Data for the task =>
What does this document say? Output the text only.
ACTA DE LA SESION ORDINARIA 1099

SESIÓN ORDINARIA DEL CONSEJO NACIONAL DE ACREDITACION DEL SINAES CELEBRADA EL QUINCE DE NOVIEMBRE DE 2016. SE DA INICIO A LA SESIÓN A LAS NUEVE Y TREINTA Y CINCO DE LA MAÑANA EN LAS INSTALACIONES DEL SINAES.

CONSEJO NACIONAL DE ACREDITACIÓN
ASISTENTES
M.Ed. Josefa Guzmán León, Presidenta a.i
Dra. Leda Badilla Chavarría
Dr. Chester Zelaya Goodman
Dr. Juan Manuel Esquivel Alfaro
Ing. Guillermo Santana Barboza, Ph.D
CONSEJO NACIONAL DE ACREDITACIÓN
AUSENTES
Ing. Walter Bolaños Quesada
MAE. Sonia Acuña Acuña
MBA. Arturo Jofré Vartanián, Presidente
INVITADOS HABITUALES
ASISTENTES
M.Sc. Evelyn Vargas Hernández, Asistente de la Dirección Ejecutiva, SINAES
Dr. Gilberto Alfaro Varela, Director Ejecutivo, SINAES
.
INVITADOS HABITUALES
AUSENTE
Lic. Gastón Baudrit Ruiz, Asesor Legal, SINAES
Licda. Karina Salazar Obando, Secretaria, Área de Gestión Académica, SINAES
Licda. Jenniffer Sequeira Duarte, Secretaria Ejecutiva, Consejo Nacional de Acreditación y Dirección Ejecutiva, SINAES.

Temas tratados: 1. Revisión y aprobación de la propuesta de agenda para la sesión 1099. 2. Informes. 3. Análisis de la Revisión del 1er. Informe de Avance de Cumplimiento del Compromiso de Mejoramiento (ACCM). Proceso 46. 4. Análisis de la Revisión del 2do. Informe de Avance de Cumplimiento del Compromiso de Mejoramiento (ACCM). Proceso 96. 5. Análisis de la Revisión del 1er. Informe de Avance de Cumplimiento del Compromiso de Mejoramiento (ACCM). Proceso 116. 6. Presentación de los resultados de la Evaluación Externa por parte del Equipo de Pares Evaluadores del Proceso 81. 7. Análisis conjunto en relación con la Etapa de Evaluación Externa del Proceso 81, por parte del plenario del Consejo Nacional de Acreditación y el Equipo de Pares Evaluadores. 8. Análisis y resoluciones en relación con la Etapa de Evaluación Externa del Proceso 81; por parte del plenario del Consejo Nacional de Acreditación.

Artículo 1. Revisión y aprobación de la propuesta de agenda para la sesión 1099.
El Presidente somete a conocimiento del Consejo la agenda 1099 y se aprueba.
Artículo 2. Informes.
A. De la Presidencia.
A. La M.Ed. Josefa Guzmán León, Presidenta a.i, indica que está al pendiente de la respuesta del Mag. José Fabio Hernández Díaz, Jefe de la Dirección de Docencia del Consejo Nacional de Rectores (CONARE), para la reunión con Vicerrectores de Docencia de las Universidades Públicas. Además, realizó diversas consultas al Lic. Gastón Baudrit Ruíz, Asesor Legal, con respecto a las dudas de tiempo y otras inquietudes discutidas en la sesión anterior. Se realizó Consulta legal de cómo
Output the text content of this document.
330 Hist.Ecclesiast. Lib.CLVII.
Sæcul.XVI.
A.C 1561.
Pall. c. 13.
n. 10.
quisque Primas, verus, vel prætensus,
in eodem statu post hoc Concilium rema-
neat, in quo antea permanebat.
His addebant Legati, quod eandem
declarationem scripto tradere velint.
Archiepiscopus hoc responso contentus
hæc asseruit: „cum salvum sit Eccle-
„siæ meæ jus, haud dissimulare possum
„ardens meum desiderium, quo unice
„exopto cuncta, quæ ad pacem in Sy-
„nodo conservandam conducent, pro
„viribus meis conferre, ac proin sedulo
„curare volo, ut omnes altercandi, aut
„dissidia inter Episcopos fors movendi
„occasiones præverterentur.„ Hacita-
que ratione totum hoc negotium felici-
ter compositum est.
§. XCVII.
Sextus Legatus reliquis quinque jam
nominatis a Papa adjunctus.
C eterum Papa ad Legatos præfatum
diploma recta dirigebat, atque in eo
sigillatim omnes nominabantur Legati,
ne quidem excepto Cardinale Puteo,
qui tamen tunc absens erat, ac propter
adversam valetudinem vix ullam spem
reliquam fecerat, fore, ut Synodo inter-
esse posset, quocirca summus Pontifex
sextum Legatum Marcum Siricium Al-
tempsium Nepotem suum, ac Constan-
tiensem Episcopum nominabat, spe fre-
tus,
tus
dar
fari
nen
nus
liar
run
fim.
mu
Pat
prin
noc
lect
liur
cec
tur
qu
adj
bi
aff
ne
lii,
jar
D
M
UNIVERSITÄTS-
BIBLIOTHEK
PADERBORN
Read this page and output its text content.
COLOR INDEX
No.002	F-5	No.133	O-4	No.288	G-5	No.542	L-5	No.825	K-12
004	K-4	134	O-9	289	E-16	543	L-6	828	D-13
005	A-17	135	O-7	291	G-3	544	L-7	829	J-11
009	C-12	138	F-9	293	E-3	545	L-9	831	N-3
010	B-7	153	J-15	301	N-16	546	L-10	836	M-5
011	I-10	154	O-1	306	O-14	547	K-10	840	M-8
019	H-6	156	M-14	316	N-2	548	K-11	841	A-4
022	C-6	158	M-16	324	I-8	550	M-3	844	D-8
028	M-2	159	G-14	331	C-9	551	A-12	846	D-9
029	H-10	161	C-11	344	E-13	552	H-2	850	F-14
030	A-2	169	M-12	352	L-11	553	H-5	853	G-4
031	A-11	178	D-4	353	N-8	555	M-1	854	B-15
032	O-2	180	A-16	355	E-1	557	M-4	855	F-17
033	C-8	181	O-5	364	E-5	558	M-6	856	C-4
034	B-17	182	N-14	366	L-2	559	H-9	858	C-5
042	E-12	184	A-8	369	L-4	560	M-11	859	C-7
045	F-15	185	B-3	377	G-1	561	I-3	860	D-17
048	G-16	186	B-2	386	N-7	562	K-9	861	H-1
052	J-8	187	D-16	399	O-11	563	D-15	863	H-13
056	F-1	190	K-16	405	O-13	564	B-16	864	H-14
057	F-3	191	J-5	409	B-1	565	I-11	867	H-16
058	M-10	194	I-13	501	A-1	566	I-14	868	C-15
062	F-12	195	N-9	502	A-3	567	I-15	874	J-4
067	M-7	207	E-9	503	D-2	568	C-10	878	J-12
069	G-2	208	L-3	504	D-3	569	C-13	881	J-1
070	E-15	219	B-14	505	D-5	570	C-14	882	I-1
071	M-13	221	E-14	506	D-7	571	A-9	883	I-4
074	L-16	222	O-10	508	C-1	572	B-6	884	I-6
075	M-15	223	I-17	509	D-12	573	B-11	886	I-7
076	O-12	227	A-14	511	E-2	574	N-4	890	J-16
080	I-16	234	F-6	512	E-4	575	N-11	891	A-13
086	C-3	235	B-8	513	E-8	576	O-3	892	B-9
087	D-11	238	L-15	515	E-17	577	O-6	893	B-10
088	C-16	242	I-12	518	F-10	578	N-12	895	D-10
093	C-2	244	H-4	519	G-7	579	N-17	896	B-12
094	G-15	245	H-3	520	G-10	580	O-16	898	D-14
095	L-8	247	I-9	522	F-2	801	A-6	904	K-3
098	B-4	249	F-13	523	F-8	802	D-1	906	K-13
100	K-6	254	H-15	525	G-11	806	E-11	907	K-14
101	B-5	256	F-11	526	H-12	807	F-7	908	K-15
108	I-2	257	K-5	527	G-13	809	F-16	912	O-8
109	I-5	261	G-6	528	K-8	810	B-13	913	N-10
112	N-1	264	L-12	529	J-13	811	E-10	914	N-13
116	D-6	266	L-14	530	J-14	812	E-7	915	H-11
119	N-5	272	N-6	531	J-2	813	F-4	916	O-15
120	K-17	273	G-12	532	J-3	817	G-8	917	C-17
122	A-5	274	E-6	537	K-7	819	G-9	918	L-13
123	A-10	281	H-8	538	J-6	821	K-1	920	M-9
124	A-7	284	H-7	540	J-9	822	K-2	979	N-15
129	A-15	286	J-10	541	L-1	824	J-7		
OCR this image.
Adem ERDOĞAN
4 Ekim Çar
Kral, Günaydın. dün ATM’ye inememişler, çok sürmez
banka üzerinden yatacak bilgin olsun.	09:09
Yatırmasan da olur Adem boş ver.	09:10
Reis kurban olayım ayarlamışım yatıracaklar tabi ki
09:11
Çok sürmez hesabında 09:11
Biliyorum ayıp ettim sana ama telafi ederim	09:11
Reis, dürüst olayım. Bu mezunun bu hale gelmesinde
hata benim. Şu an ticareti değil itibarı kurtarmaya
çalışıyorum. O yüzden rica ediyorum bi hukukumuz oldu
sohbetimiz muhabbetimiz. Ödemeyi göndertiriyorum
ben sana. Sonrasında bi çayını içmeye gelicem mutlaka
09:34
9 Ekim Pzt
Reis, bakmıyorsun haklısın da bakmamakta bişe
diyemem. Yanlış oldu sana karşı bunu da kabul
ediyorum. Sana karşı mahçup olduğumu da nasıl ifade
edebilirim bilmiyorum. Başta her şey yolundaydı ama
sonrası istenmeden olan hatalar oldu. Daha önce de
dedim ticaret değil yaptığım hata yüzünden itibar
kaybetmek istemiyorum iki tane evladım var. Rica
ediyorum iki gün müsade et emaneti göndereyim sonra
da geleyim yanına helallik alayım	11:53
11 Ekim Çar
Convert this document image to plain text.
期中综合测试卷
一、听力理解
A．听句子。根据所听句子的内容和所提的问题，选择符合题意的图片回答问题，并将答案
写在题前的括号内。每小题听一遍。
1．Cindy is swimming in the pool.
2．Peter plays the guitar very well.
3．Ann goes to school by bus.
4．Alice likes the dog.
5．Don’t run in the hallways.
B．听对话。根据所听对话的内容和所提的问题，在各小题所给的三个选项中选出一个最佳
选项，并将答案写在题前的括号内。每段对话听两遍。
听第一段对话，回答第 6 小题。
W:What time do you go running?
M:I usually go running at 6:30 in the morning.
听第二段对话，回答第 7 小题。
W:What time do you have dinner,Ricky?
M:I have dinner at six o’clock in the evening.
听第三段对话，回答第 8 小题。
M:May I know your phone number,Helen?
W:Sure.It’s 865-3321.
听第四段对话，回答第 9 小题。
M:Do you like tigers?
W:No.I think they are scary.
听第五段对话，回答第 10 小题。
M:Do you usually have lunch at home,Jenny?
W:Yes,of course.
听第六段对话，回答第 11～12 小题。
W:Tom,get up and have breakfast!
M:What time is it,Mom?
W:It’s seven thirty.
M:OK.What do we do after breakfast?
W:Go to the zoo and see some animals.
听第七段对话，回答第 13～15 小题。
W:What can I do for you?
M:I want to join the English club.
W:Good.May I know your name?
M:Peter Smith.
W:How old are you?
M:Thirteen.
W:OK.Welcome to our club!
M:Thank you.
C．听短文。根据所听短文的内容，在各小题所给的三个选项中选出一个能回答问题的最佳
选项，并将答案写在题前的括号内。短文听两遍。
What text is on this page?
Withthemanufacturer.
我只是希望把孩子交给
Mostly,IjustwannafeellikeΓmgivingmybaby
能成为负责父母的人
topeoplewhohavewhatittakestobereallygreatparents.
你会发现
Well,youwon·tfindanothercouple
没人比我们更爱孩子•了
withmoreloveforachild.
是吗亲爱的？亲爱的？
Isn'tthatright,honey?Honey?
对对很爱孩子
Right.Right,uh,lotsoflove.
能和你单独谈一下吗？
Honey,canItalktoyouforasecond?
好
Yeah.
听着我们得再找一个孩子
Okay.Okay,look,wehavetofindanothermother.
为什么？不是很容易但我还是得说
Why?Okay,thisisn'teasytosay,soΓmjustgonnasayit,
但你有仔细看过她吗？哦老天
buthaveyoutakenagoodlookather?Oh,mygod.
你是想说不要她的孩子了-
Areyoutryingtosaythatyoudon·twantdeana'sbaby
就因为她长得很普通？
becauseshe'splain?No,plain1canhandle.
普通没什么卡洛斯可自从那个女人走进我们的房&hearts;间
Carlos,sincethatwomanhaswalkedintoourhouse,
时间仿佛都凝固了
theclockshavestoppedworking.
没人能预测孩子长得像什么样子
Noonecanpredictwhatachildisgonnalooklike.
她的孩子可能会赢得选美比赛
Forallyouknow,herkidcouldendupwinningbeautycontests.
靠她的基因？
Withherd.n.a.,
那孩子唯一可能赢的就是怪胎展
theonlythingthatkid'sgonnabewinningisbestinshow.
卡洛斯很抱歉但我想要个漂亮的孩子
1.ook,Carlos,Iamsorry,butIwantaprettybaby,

What is asked => Starting at the line with "What text is on this page?", copy every line up to and including the last one in the entries above.

Answer for this exercise =>
What text is on this page?
Withthemanufacturer.
我只是希望把孩子交给
Mostly,IjustwannafeellikeΓmgivingmybaby
能成为负责父母的人
topeoplewhohavewhatittakestobereallygreatparents.
你会发现
Well,youwon·tfindanothercouple
没人比我们更爱孩子•了
withmoreloveforachild.
是吗亲爱的？亲爱的？
Isn'tthatright,honey?Honey?
对对很爱孩子
Right.Right,uh,lotsoflove.
能和你单独谈一下吗？
Honey,canItalktoyouforasecond?
好
Yeah.
听着我们得再找一个孩子
Okay.Okay,look,wehavetofindanothermother.
为什么？不是很容易但我还是得说
Why?Okay,thisisn'teasytosay,soΓmjustgonnasayit,
但你有仔细看过她吗？哦老天
buthaveyoutakenagoodlookather?Oh,mygod.
你是想说不要她的孩子了-
Areyoutryingtosaythatyoudon·twantdeana'sbaby
就因为她长得很普通？
becauseshe'splain?No,plain1canhandle.
普通没什么卡洛斯可自从那个女人走进我们的房&hearts;间
Carlos,sincethatwomanhaswalkedintoourhouse,
时间仿佛都凝固了
theclockshavestoppedworking.
没人能预测孩子长得像什么样子
Noonecanpredictwhatachildisgonnalooklike.
她的孩子可能会赢得选美比赛
Forallyouknow,herkidcouldendupwinningbeautycontests.
靠她的基因？
Withherd.n.a.,
那孩子唯一可能赢的就是怪胎展
theonlythingthatkid'sgonnabewinningisbestinshow.
卡洛斯很抱歉但我想要个漂亮的孩子
1.ook,Carlos,Iamsorry,butIwantaprettybaby,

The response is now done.